Print the complete set of entries exactly.

Data rows.
◆ ◆ ◆
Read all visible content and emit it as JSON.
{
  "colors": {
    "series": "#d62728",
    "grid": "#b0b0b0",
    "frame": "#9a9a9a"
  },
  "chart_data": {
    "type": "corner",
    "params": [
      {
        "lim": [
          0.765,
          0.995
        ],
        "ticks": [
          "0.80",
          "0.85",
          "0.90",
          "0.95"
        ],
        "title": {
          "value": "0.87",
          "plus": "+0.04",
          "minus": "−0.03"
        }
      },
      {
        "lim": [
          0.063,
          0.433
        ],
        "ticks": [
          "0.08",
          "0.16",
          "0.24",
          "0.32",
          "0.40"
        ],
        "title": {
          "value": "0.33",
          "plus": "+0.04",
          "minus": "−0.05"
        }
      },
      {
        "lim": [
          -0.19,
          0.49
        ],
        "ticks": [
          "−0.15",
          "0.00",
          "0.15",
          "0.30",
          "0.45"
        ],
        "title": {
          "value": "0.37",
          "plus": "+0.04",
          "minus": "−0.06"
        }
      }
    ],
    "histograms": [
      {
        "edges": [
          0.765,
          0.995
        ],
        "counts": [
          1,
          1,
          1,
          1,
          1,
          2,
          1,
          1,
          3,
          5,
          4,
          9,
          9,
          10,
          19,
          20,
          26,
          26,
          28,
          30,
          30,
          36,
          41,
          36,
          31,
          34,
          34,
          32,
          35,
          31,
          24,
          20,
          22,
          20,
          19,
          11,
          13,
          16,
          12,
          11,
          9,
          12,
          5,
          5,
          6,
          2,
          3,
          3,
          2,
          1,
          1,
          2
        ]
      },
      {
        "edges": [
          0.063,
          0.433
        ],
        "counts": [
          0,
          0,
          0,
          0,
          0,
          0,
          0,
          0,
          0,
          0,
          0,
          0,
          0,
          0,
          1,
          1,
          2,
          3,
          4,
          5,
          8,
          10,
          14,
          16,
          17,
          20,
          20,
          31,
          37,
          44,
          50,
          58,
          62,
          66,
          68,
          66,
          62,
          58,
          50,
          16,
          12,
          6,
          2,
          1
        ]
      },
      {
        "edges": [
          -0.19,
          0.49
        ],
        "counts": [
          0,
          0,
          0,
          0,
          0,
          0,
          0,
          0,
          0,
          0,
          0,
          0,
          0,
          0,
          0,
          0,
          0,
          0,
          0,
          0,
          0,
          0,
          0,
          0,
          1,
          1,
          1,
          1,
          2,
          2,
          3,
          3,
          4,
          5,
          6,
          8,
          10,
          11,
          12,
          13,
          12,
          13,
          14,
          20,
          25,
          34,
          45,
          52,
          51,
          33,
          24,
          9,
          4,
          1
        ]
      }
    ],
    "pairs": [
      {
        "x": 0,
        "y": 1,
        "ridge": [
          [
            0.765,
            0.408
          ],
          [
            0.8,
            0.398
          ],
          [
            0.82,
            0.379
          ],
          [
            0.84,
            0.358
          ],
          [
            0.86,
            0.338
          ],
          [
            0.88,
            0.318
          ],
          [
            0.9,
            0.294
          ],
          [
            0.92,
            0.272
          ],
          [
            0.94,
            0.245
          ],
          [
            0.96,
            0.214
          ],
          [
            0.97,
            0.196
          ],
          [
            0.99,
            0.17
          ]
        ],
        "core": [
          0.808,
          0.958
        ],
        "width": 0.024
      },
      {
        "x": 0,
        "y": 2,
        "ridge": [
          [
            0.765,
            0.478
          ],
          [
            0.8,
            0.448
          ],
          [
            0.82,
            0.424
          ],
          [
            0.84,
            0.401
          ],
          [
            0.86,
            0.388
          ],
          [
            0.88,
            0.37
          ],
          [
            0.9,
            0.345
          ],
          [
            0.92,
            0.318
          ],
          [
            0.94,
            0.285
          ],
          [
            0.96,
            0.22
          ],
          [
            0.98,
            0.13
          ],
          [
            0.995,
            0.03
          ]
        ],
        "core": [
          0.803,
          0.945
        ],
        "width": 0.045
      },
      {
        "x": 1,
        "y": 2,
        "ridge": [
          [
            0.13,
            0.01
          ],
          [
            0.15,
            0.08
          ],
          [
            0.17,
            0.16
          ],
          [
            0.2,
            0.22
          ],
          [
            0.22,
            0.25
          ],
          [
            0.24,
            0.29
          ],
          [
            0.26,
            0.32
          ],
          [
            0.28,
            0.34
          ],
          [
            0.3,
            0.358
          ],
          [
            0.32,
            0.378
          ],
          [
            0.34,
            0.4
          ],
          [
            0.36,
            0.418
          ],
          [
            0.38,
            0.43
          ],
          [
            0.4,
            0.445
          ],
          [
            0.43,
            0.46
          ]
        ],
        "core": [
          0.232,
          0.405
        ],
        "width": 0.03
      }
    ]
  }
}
◆ ◆ ◆
Full solution.
Read all visible content and emit it as JSON.
{
  "colors": {
    "series": "#d62728",
    "grid": "#b0b0b0",
    "frame": "#9a9a9a"
  },
  "chart_data": {
    "type": "corner",
    "params": [
      {
        "lim": [
          0.765,
          0.995
        ],
        "ticks": [
          "0.80",
          "0.85",
          "0.90",
          "0.95"
        ],
        "title": {
          "value": "0.87",
          "plus": "+0.04",
          "minus": "−0.03"
        }
      },
      {
        "lim": [
          0.063,
          0.433
        ],
        "ticks": [
          "0.08",
          "0.16",
          "0.24",
          "0.32",
          "0.40"
        ],
        "title": {
          "value": "0.33",
          "plus": "+0.04",
          "minus": "−0.05"
        }
      },
      {
        "lim": [
          -0.19,
          0.49
        ],
        "ticks": [
          "−0.15",
          "0.00",
          "0.15",
          "0.30",
          "0.45"
        ],
        "title": {
          "value": "0.37",
          "plus": "+0.04",
          "minus": "−0.06"
        }
      }
    ],
    "histograms": [
      {
        "edges": [
          0.765,
          0.995
        ],
        "counts": [
          1,
          1,
          1,
          1,
          1,
          2,
          1,
          1,
          3,
          5,
          4,
          9,
          9,
          10,
          19,
          20,
          26,
          26,
          28,
          30,
          30,
          36,
          41,
          36,
          31,
          34,
          34,
          32,
          35,
          31,
          24,
          20,
          22,
          20,
          19,
          11,
          13,
          16,
          12,
          11,
          9,
          12,
          5,
          5,
          6,
          2,
          3,
          3,
          2,
          1,
          1,
          2
        ]
      },
      {
        "edges": [
          0.063,
          0.433
        ],
        "counts": [
          0,
          0,
          0,
          0,
          0,
          0,
          0,
          0,
          0,
          0,
          0,
          0,
          0,
          0,
          1,
          1,
          2,
          3,
          4,
          5,
          8,
          10,
          14,
          16,
          17,
          20,
          20,
          31,
          37,
          44,
          50,
          58,
          62,
          66,
          68,
          66,
          62,
          58,
          50,
          16,
          12,
          6,
          2,
          1
        ]
      },
      {
        "edges": [
          -0.19,
          0.49
        ],
        "counts": [
          0,
          0,
          0,
          0,
          0,
          0,
          0,
          0,
          0,
          0,
          0,
          0,
          0,
          0,
          0,
          0,
          0,
          0,
          0,
          0,
          0,
          0,
          0,
          0,
          1,
          1,
          1,
          1,
          2,
          2,
          3,
          3,
          4,
          5,
          6,
          8,
          10,
          11,
          12,
          13,
          12,
          13,
          14,
          20,
          25,
          34,
          45,
          52,
          51,
          33,
          24,
          9,
          4,
          1
        ]
      }
    ],
    "pairs": [
      {
        "x": 0,
        "y": 1,
        "ridge": [
          [
            0.765,
            0.408
          ],
          [
            0.8,
            0.398
          ],
          [
            0.82,
            0.379
          ],
          [
            0.84,
            0.358
          ],
          [
            0.86,
            0.338
          ],
          [
            0.88,
            0.318
          ],
          [
            0.9,
            0.294
          ],
          [
            0.92,
            0.272
          ],
          [
            0.94,
            0.245
          ],
          [
            0.96,
            0.214
          ],
          [
            0.97,
            0.196
          ],
          [
            0.99,
            0.17
          ]
        ],
        "core": [
          0.808,
          0.958
        ],
        "width": 0.024
      },
      {
        "x": 0,
        "y": 2,
        "ridge": [
          [
            0.765,
            0.478
          ],
          [
            0.8,
            0.448
          ],
          [
            0.82,
            0.424
          ],
          [
            0.84,
            0.401
          ],
          [
            0.86,
            0.388
          ],
          [
            0.88,
            0.37
          ],
          [
            0.9,
            0.345
          ],
          [
            0.92,
            0.318
          ],
          [
            0.94,
            0.285
          ],
          [
            0.96,
            0.22
          ],
          [
            0.98,
            0.13
          ],
          [
            0.995,
            0.03
          ]
        ],
        "core": [
          0.803,
          0.945
        ],
        "width": 0.045
      },
      {
        "x": 1,
        "y": 2,
        "ridge": [
          [
            0.13,
            0.01
          ],
          [
            0.15,
            0.08
          ],
          [
            0.17,
            0.16
          ],
          [
            0.2,
            0.22
          ],
          [
            0.22,
            0.25
          ],
          [
            0.24,
            0.29
          ],
          [
            0.26,
            0.32
          ],
          [
            0.28,
            0.34
          ],
          [
            0.3,
            0.358
          ],
          [
            0.32,
            0.378
          ],
          [
            0.34,
            0.4
          ],
          [
            0.36,
            0.418
          ],
          [
            0.38,
            0.43
          ],
          [
            0.4,
            0.445
          ],
          [
            0.43,
            0.46
          ]
        ],
        "core": [
          0.232,
          0.405
        ],
        "width": 0.03
      }
    ]
  }
}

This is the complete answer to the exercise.